- _REQUEST_:
The data must be written out once more, precisely as given.
----------------------------------------
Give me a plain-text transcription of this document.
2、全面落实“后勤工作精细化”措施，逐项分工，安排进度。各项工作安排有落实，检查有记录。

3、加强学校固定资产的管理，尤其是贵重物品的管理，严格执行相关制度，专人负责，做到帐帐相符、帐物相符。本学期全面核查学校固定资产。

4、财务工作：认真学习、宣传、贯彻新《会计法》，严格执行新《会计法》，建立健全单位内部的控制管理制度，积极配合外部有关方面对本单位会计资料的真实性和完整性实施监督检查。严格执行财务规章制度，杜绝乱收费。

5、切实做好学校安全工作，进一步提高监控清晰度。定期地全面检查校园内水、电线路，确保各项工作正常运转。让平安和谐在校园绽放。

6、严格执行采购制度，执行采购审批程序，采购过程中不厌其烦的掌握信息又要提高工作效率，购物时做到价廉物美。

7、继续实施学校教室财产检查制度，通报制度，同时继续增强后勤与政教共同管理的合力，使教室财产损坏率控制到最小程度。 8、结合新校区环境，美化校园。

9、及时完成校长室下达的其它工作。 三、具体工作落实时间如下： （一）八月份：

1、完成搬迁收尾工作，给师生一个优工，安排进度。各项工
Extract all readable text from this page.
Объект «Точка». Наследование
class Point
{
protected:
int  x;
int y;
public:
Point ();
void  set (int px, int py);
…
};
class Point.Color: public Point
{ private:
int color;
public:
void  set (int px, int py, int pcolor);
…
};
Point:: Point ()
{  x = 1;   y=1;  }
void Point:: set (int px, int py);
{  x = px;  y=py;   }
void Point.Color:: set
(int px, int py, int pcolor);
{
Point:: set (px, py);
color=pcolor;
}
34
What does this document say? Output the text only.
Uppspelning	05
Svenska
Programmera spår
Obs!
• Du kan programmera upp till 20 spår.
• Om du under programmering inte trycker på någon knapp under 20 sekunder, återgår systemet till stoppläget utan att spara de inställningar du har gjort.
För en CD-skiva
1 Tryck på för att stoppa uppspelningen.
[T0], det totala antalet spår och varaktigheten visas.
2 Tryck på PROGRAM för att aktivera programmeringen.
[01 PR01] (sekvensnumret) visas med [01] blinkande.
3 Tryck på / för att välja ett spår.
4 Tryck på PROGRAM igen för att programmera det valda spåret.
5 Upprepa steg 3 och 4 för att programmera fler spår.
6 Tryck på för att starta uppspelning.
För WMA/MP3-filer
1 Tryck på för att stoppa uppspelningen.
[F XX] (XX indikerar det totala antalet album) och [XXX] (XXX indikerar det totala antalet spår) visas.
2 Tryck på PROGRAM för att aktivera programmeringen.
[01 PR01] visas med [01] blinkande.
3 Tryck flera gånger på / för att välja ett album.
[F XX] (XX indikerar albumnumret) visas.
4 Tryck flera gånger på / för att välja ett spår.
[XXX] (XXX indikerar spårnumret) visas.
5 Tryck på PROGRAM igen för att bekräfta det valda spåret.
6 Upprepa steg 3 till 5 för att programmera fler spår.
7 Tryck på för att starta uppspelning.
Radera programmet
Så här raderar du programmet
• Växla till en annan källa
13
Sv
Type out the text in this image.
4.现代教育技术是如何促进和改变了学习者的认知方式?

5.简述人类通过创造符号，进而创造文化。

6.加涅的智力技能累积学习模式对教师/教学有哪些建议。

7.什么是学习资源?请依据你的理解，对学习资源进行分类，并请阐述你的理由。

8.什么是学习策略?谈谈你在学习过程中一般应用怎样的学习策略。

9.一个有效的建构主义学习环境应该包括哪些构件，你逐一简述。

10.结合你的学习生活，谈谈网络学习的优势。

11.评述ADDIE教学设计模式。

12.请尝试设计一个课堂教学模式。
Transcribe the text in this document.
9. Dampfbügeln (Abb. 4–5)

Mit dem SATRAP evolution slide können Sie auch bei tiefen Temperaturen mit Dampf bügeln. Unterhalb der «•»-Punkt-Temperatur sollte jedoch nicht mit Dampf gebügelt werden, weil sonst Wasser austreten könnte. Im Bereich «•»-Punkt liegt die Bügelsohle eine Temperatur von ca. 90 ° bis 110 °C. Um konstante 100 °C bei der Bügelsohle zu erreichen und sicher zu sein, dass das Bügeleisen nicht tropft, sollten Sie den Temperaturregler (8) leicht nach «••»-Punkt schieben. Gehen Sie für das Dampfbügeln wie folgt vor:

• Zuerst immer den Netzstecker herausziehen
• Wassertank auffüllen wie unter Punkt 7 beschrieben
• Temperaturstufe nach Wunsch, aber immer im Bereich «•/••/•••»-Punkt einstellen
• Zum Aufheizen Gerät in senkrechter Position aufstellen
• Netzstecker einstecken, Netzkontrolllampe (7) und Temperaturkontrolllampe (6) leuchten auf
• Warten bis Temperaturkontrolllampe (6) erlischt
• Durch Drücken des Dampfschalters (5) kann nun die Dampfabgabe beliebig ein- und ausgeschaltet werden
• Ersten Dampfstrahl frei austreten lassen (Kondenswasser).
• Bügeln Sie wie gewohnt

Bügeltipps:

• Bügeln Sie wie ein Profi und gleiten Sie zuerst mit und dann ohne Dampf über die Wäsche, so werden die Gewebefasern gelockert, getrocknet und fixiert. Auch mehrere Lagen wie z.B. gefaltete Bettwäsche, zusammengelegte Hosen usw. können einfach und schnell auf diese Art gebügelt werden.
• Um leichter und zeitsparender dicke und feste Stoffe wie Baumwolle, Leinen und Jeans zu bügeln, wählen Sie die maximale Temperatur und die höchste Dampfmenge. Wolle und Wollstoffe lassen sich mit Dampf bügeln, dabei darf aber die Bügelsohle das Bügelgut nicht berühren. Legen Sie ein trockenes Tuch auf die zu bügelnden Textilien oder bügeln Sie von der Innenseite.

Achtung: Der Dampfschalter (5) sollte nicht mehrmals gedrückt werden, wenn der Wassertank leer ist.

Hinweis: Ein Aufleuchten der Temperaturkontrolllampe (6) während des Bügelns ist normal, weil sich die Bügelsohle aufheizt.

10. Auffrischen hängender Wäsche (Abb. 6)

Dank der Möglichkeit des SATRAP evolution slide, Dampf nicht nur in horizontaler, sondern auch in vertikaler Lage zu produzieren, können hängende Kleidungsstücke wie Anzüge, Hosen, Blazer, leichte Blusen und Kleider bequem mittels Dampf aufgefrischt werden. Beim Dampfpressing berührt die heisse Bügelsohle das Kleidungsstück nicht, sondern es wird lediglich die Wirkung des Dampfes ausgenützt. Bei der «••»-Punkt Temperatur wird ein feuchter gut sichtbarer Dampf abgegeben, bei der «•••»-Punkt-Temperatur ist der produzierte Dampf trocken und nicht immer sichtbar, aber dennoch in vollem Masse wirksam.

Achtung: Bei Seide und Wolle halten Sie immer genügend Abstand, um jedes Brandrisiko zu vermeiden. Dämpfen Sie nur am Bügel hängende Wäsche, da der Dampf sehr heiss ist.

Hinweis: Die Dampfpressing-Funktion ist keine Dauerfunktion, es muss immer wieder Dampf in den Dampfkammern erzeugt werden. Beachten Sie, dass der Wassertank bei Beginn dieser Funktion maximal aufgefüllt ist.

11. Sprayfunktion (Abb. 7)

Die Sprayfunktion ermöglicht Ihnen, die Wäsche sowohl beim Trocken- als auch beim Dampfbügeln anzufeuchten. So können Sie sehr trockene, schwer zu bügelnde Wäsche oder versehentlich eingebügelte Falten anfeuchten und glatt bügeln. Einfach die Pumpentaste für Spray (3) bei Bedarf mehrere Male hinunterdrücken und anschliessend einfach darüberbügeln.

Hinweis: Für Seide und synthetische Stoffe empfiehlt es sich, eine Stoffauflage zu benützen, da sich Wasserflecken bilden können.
----------------------------------------
- _TASK SOLUTION_:
Give me a plain-text transcription of this document.
2、全面落实“后勤工作精细化”措施，逐项分工，安排进度。各项工作安排有落实，检查有记录。

3、加强学校固定资产的管理，尤其是贵重物品的管理，严格执行相关制度，专人负责，做到帐帐相符、帐物相符。本学期全面核查学校固定资产。

4、财务工作：认真学习、宣传、贯彻新《会计法》，严格执行新《会计法》，建立健全单位内部的控制管理制度，积极配合外部有关方面对本单位会计资料的真实性和完整性实施监督检查。严格执行财务规章制度，杜绝乱收费。

5、切实做好学校安全工作，进一步提高监控清晰度。定期地全面检查校园内水、电线路，确保各项工作正常运转。让平安和谐在校园绽放。

6、严格执行采购制度，执行采购审批程序，采购过程中不厌其烦的掌握信息又要提高工作效率，购物时做到价廉物美。

7、继续实施学校教室财产检查制度，通报制度，同时继续增强后勤与政教共同管理的合力，使教室财产损坏率控制到最小程度。 8、结合新校区环境，美化校园。

9、及时完成校长室下达的其它工作。 三、具体工作落实时间如下： （一）八月份：

1、完成搬迁收尾工作，给师生一个优工，安排进度。各项工
Extract all readable text from this page.
Объект «Точка». Наследование
class Point
{
protected:
int  x;
int y;
public:
Point ();
void  set (int px, int py);
…
};
class Point.Color: public Point
{ private:
int color;
public:
void  set (int px, int py, int pcolor);
…
};
Point:: Point ()
{  x = 1;   y=1;  }
void Point:: set (int px, int py);
{  x = px;  y=py;   }
void Point.Color:: set
(int px, int py, int pcolor);
{
Point:: set (px, py);
color=pcolor;
}
34
What does this document say? Output the text only.
Uppspelning	05
Svenska
Programmera spår
Obs!
• Du kan programmera upp till 20 spår.
• Om du under programmering inte trycker på någon knapp under 20 sekunder, återgår systemet till stoppläget utan att spara de inställningar du har gjort.
För en CD-skiva
1 Tryck på för att stoppa uppspelningen.
[T0], det totala antalet spår och varaktigheten visas.
2 Tryck på PROGRAM för att aktivera programmeringen.
[01 PR01] (sekvensnumret) visas med [01] blinkande.
3 Tryck på / för att välja ett spår.
4 Tryck på PROGRAM igen för att programmera det valda spåret.
5 Upprepa steg 3 och 4 för att programmera fler spår.
6 Tryck på för att starta uppspelning.
För WMA/MP3-filer
1 Tryck på för att stoppa uppspelningen.
[F XX] (XX indikerar det totala antalet album) och [XXX] (XXX indikerar det totala antalet spår) visas.
2 Tryck på PROGRAM för att aktivera programmeringen.
[01 PR01] visas med [01] blinkande.
3 Tryck flera gånger på / för att välja ett album.
[F XX] (XX indikerar albumnumret) visas.
4 Tryck flera gånger på / för att välja ett spår.
[XXX] (XXX indikerar spårnumret) visas.
5 Tryck på PROGRAM igen för att bekräfta det valda spåret.
6 Upprepa steg 3 till 5 för att programmera fler spår.
7 Tryck på för att starta uppspelning.
Radera programmet
Så här raderar du programmet
• Växla till en annan källa
13
Sv
Type out the text in this image.
4.现代教育技术是如何促进和改变了学习者的认知方式?

5.简述人类通过创造符号，进而创造文化。

6.加涅的智力技能累积学习模式对教师/教学有哪些建议。

7.什么是学习资源?请依据你的理解，对学习资源进行分类，并请阐述你的理由。

8.什么是学习策略?谈谈你在学习过程中一般应用怎样的学习策略。

9.一个有效的建构主义学习环境应该包括哪些构件，你逐一简述。

10.结合你的学习生活，谈谈网络学习的优势。

11.评述ADDIE教学设计模式。

12.请尝试设计一个课堂教学模式。
Transcribe the text in this document.
9. Dampfbügeln (Abb. 4–5)

Mit dem SATRAP evolution slide können Sie auch bei tiefen Temperaturen mit Dampf bügeln. Unterhalb der «•»-Punkt-Temperatur sollte jedoch nicht mit Dampf gebügelt werden, weil sonst Wasser austreten könnte. Im Bereich «•»-Punkt liegt die Bügelsohle eine Temperatur von ca. 90 ° bis 110 °C. Um konstante 100 °C bei der Bügelsohle zu erreichen und sicher zu sein, dass das Bügeleisen nicht tropft, sollten Sie den Temperaturregler (8) leicht nach «••»-Punkt schieben. Gehen Sie für das Dampfbügeln wie folgt vor:

• Zuerst immer den Netzstecker herausziehen
• Wassertank auffüllen wie unter Punkt 7 beschrieben
• Temperaturstufe nach Wunsch, aber immer im Bereich «•/••/•••»-Punkt einstellen
• Zum Aufheizen Gerät in senkrechter Position aufstellen
• Netzstecker einstecken, Netzkontrolllampe (7) und Temperaturkontrolllampe (6) leuchten auf
• Warten bis Temperaturkontrolllampe (6) erlischt
• Durch Drücken des Dampfschalters (5) kann nun die Dampfabgabe beliebig ein- und ausgeschaltet werden
• Ersten Dampfstrahl frei austreten lassen (Kondenswasser).
• Bügeln Sie wie gewohnt

Bügeltipps:

• Bügeln Sie wie ein Profi und gleiten Sie zuerst mit und dann ohne Dampf über die Wäsche, so werden die Gewebefasern gelockert, getrocknet und fixiert. Auch mehrere Lagen wie z.B. gefaltete Bettwäsche, zusammengelegte Hosen usw. können einfach und schnell auf diese Art gebügelt werden.
• Um leichter und zeitsparender dicke und feste Stoffe wie Baumwolle, Leinen und Jeans zu bügeln, wählen Sie die maximale Temperatur und die höchste Dampfmenge. Wolle und Wollstoffe lassen sich mit Dampf bügeln, dabei darf aber die Bügelsohle das Bügelgut nicht berühren. Legen Sie ein trockenes Tuch auf die zu bügelnden Textilien oder bügeln Sie von der Innenseite.

Achtung: Der Dampfschalter (5) sollte nicht mehrmals gedrückt werden, wenn der Wassertank leer ist.

Hinweis: Ein Aufleuchten der Temperaturkontrolllampe (6) während des Bügelns ist normal, weil sich die Bügelsohle aufheizt.

10. Auffrischen hängender Wäsche (Abb. 6)

Dank der Möglichkeit des SATRAP evolution slide, Dampf nicht nur in horizontaler, sondern auch in vertikaler Lage zu produzieren, können hängende Kleidungsstücke wie Anzüge, Hosen, Blazer, leichte Blusen und Kleider bequem mittels Dampf aufgefrischt werden. Beim Dampfpressing berührt die heisse Bügelsohle das Kleidungsstück nicht, sondern es wird lediglich die Wirkung des Dampfes ausgenützt. Bei der «••»-Punkt Temperatur wird ein feuchter gut sichtbarer Dampf abgegeben, bei der «•••»-Punkt-Temperatur ist der produzierte Dampf trocken und nicht immer sichtbar, aber dennoch in vollem Masse wirksam.

Achtung: Bei Seide und Wolle halten Sie immer genügend Abstand, um jedes Brandrisiko zu vermeiden. Dämpfen Sie nur am Bügel hängende Wäsche, da der Dampf sehr heiss ist.

Hinweis: Die Dampfpressing-Funktion ist keine Dauerfunktion, es muss immer wieder Dampf in den Dampfkammern erzeugt werden. Beachten Sie, dass der Wassertank bei Beginn dieser Funktion maximal aufgefüllt ist.

11. Sprayfunktion (Abb. 7)

Die Sprayfunktion ermöglicht Ihnen, die Wäsche sowohl beim Trocken- als auch beim Dampfbügeln anzufeuchten. So können Sie sehr trockene, schwer zu bügelnde Wäsche oder versehentlich eingebügelte Falten anfeuchten und glatt bügeln. Einfach die Pumpentaste für Spray (3) bei Bedarf mehrere Male hinunterdrücken und anschliessend einfach darüberbügeln.

Hinweis: Für Seide und synthetische Stoffe empfiehlt es sich, eine Stoffauflage zu benützen, da sich Wasserflecken bilden können.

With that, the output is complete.